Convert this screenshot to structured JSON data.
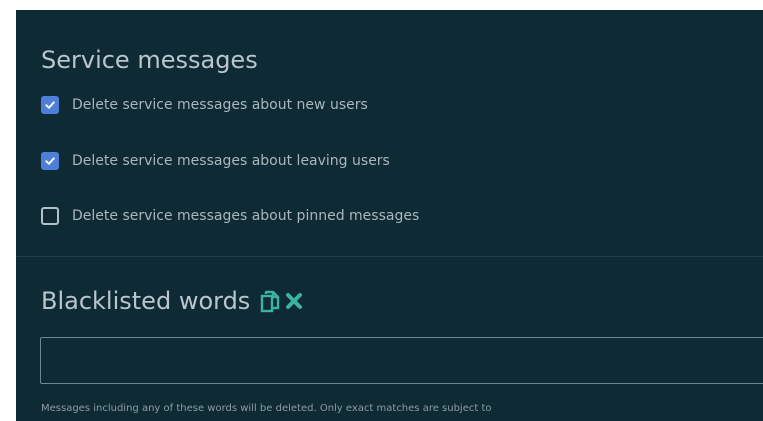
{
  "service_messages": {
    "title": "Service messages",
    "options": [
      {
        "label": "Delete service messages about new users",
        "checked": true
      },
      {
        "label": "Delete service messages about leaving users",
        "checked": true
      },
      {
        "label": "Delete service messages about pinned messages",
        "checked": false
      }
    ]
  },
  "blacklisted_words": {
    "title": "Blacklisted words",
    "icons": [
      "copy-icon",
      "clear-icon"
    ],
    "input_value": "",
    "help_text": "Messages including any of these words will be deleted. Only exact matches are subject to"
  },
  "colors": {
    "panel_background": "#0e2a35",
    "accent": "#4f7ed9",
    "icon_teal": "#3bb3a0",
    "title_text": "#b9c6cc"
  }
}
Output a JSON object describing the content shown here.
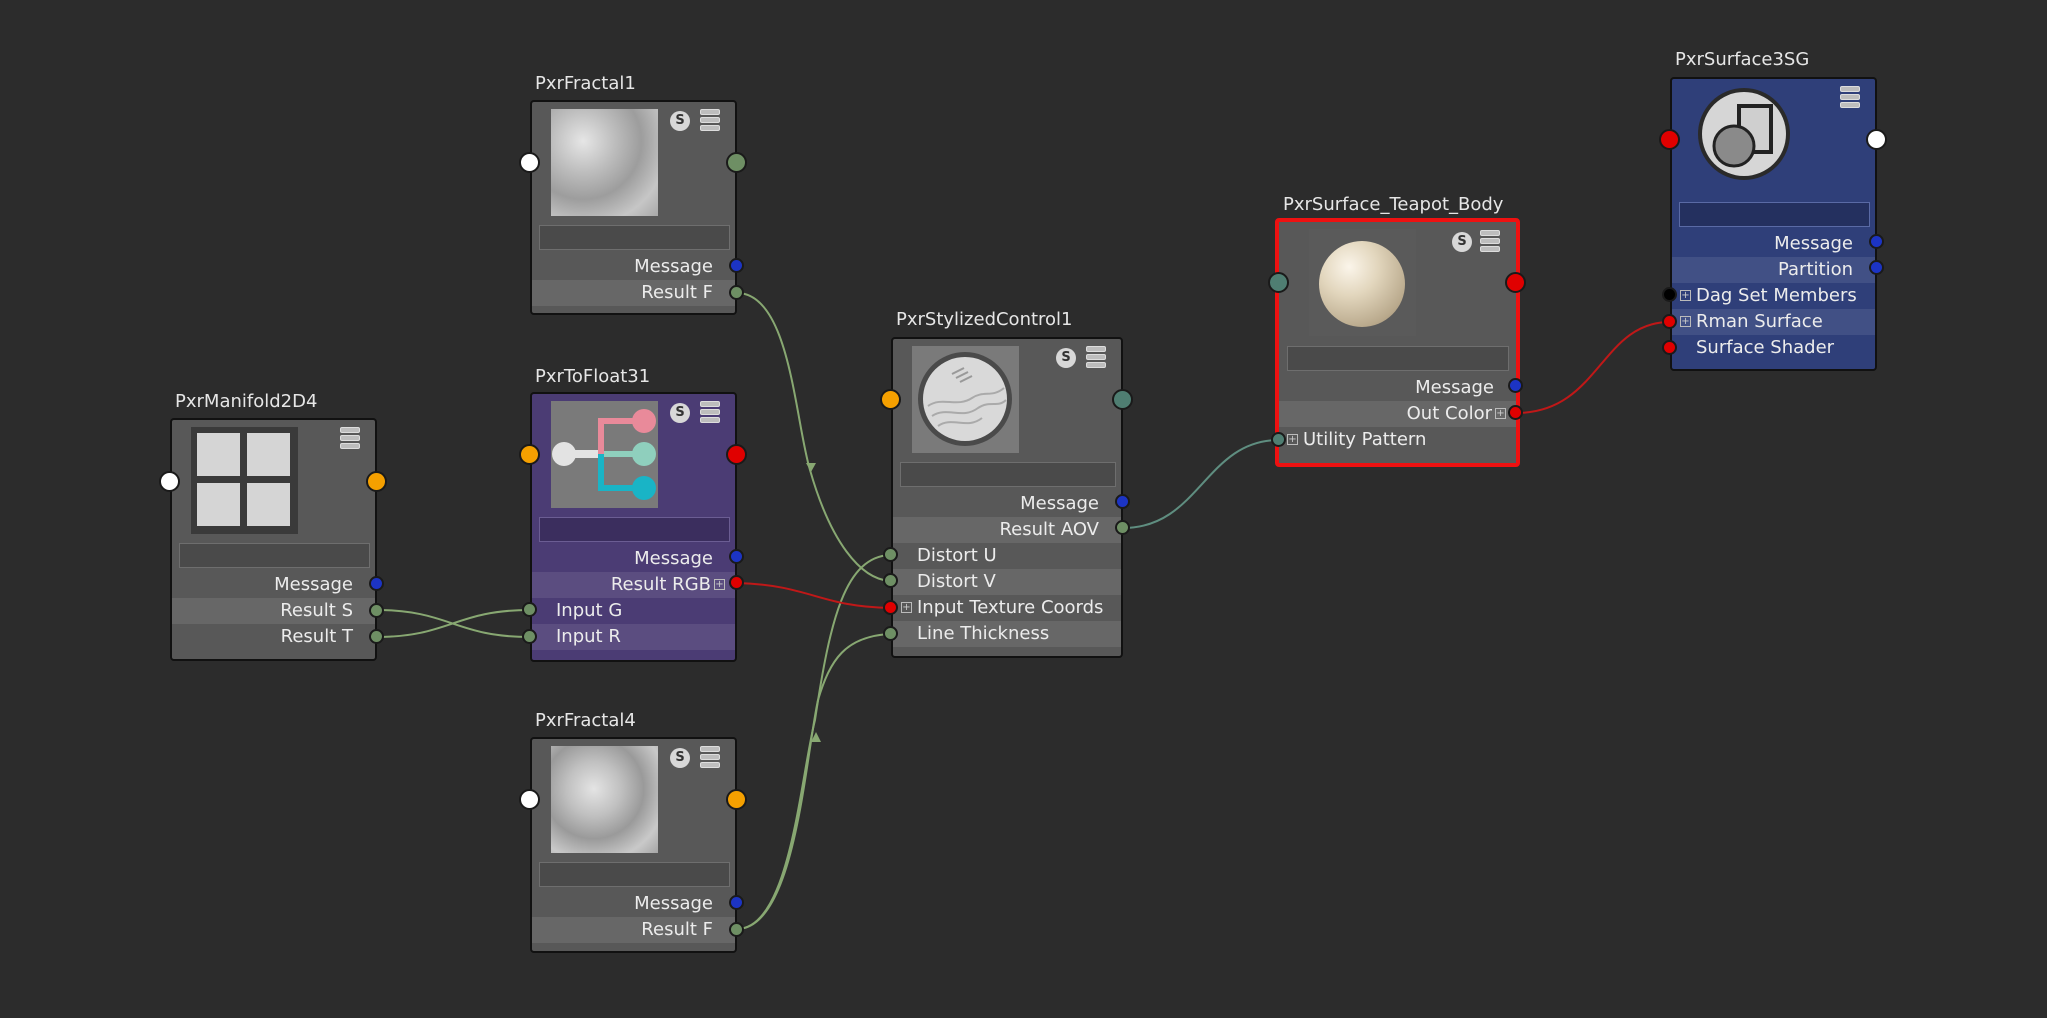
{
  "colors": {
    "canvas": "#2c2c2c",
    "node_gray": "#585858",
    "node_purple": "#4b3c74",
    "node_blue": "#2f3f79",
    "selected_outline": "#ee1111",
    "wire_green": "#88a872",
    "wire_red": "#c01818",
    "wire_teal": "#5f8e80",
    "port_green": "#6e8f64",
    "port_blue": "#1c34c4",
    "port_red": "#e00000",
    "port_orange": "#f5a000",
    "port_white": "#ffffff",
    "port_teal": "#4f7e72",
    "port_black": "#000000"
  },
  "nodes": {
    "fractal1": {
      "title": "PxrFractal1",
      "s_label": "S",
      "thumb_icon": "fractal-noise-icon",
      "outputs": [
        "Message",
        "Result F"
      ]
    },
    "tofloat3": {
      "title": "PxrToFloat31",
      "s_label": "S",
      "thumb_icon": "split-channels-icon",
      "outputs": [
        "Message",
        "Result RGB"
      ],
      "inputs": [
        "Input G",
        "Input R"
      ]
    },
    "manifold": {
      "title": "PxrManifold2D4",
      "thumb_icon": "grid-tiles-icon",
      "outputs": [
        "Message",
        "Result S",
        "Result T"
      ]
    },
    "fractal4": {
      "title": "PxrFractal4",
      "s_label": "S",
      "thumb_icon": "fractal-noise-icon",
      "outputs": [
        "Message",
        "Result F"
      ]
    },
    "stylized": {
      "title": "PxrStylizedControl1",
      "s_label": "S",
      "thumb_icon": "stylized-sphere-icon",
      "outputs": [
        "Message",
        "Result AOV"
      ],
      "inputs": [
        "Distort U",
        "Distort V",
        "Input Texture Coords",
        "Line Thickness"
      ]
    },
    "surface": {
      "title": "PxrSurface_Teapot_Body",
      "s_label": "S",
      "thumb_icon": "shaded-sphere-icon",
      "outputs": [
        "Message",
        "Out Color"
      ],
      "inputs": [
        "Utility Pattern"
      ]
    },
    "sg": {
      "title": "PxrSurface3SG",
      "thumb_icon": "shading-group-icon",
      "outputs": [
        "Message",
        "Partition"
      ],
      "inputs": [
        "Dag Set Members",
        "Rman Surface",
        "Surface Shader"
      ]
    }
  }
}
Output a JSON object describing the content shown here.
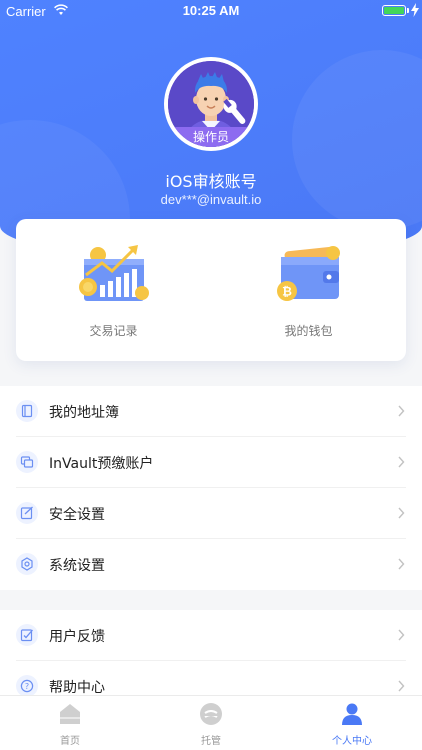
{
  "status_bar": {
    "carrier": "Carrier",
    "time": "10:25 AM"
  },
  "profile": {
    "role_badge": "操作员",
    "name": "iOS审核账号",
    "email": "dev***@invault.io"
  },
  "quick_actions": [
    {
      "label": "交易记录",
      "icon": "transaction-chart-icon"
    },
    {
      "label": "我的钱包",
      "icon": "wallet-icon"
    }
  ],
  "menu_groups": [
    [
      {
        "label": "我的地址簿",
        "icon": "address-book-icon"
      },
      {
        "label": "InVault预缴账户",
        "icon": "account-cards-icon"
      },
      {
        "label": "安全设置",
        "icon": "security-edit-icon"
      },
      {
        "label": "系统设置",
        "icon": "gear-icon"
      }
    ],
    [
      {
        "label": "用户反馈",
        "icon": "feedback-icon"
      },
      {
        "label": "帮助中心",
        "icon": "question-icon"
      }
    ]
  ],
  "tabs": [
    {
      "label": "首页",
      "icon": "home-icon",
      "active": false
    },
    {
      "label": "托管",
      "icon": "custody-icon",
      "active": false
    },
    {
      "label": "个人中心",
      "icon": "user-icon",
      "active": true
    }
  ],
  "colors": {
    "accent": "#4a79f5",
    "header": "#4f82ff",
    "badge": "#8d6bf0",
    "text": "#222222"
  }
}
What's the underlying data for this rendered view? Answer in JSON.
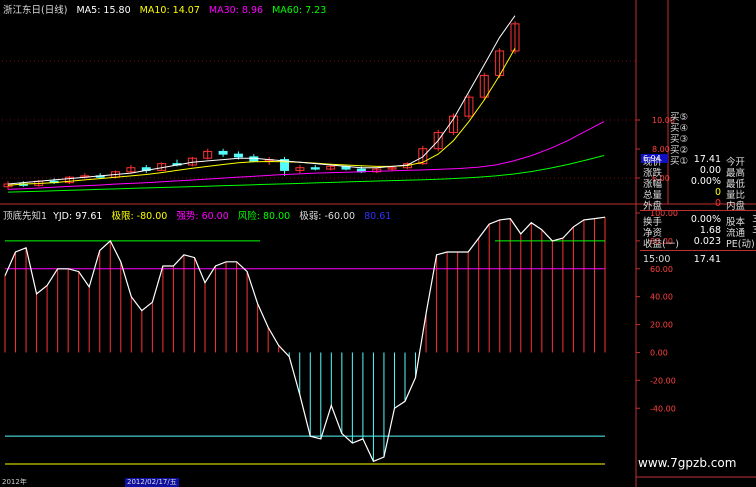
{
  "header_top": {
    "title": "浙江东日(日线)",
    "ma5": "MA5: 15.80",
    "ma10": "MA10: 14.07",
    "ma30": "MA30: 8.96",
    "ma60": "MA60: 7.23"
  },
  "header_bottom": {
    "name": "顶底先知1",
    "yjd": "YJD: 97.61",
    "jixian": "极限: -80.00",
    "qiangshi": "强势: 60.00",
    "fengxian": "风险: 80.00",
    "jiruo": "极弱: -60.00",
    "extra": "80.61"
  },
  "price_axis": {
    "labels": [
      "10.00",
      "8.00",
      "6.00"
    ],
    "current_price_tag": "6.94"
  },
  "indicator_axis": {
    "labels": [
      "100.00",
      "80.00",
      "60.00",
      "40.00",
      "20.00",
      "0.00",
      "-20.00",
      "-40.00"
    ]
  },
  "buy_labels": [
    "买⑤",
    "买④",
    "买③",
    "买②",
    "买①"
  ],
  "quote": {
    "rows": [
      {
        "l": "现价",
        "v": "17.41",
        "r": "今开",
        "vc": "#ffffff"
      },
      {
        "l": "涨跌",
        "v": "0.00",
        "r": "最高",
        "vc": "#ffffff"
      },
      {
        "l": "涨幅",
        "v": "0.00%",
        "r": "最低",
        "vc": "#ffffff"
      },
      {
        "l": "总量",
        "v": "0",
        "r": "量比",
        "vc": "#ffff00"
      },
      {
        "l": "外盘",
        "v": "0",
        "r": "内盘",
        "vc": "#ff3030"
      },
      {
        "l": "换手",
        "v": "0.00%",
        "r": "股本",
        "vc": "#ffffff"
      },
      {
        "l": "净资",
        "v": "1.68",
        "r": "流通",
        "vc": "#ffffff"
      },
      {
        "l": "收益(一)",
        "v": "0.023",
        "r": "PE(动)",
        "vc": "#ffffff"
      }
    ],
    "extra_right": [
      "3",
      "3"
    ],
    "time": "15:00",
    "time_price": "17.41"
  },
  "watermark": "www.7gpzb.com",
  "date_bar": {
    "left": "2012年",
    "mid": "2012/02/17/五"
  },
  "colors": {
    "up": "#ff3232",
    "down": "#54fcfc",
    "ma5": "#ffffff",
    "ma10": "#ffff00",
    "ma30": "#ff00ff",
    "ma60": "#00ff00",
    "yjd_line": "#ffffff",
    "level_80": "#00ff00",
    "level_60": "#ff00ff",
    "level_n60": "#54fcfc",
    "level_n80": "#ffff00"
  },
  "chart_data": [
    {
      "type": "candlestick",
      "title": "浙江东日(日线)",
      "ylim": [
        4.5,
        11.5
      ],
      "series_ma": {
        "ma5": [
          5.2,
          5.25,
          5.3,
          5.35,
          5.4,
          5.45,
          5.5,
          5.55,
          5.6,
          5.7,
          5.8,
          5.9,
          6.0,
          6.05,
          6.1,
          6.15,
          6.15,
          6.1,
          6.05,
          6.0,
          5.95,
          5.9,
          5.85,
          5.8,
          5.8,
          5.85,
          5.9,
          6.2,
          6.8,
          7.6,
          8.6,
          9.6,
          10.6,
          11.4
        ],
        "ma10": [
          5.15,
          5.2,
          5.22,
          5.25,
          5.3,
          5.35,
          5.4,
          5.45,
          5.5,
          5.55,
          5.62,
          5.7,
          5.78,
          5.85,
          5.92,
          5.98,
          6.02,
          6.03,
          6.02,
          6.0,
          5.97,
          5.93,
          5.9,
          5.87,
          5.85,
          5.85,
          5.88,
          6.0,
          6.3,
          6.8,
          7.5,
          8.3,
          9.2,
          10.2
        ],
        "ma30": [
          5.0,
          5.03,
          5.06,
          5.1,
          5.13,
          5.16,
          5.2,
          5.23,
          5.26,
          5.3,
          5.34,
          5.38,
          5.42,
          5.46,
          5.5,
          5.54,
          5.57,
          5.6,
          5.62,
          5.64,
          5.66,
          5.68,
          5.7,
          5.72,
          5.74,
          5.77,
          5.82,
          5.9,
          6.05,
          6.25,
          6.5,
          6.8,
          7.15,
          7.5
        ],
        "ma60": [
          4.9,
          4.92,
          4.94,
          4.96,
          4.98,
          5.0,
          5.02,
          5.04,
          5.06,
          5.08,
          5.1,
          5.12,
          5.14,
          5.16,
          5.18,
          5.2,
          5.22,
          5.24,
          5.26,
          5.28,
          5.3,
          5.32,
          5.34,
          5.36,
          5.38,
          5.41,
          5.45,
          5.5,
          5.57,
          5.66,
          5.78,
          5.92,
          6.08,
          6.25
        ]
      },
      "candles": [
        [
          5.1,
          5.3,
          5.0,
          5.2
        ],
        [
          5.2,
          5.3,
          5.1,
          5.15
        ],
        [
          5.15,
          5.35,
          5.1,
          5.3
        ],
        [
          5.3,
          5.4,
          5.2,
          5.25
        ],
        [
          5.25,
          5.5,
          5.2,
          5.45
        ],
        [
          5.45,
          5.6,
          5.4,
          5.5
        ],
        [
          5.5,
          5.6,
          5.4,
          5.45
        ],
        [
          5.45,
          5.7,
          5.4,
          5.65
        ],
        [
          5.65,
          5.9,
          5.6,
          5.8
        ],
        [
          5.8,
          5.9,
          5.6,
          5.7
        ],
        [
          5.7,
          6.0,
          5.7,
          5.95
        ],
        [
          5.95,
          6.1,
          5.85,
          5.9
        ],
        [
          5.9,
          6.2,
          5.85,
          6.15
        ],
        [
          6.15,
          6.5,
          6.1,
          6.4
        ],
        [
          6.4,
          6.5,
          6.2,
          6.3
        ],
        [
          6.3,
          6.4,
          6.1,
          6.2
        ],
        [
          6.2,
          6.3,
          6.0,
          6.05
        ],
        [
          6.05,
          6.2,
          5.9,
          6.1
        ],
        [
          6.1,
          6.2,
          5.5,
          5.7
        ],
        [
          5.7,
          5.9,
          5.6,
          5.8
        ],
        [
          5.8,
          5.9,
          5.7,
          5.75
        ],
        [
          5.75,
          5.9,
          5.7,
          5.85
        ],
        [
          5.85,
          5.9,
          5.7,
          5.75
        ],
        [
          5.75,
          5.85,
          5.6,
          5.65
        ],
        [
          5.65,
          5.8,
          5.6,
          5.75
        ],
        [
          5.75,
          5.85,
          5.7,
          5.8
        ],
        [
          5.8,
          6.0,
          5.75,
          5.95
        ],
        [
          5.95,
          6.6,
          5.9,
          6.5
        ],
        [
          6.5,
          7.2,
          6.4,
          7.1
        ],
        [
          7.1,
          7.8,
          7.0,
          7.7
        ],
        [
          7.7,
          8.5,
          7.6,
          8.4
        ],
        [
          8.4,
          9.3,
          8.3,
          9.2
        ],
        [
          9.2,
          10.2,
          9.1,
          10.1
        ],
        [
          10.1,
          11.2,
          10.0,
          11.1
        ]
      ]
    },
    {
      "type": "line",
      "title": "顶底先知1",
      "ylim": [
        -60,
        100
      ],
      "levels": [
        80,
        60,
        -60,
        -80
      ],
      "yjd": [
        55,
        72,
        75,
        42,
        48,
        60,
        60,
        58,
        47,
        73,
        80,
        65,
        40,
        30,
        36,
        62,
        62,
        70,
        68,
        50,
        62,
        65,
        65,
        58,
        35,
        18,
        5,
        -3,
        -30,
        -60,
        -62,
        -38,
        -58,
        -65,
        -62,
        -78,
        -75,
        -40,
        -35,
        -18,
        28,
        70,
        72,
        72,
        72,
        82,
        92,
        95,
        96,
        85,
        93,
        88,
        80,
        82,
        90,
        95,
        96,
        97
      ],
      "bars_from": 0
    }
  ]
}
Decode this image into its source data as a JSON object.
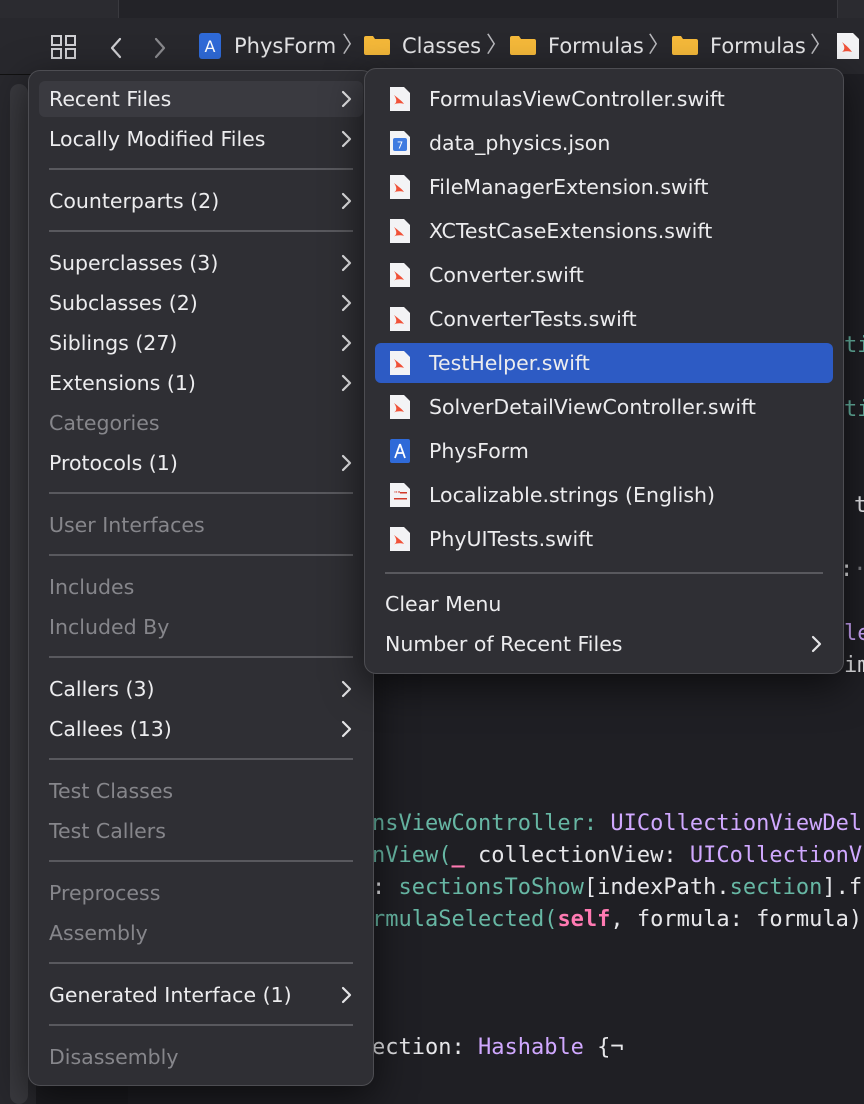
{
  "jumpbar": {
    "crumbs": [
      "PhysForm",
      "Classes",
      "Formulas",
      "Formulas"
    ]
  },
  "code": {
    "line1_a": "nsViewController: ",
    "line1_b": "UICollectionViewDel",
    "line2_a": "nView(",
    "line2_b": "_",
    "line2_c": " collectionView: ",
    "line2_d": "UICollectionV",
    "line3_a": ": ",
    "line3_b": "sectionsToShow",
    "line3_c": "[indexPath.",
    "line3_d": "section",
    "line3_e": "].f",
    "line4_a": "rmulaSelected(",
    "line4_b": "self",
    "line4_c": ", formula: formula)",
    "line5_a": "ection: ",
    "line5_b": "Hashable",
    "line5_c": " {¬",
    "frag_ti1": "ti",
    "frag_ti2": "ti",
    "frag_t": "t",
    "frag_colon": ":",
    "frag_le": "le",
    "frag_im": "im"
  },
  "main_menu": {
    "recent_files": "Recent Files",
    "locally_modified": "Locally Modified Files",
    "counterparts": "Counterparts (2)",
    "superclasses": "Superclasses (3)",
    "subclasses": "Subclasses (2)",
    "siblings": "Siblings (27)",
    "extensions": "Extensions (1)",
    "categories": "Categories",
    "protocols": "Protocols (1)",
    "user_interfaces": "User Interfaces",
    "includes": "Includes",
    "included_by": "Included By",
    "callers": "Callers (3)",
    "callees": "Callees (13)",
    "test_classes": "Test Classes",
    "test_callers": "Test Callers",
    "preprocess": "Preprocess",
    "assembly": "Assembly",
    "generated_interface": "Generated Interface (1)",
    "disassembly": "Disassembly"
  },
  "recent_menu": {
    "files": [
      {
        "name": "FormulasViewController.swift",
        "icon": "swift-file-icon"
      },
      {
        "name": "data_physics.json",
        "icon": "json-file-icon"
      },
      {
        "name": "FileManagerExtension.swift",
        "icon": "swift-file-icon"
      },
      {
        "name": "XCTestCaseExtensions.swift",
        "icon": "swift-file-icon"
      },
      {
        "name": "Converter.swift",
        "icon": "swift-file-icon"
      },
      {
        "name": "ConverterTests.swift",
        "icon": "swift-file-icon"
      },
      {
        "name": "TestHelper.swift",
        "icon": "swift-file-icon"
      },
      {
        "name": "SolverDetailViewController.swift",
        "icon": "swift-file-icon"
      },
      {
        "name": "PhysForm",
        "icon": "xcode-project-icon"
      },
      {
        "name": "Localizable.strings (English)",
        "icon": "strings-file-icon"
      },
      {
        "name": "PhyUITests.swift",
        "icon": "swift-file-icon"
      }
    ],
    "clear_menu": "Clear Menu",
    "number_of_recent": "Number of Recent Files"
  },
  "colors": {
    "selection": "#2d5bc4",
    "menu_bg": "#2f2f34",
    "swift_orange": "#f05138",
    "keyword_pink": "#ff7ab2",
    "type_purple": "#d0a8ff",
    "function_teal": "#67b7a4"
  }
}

====

Report the number of lines in the listing above that include the word "Callers", and nothing else.

2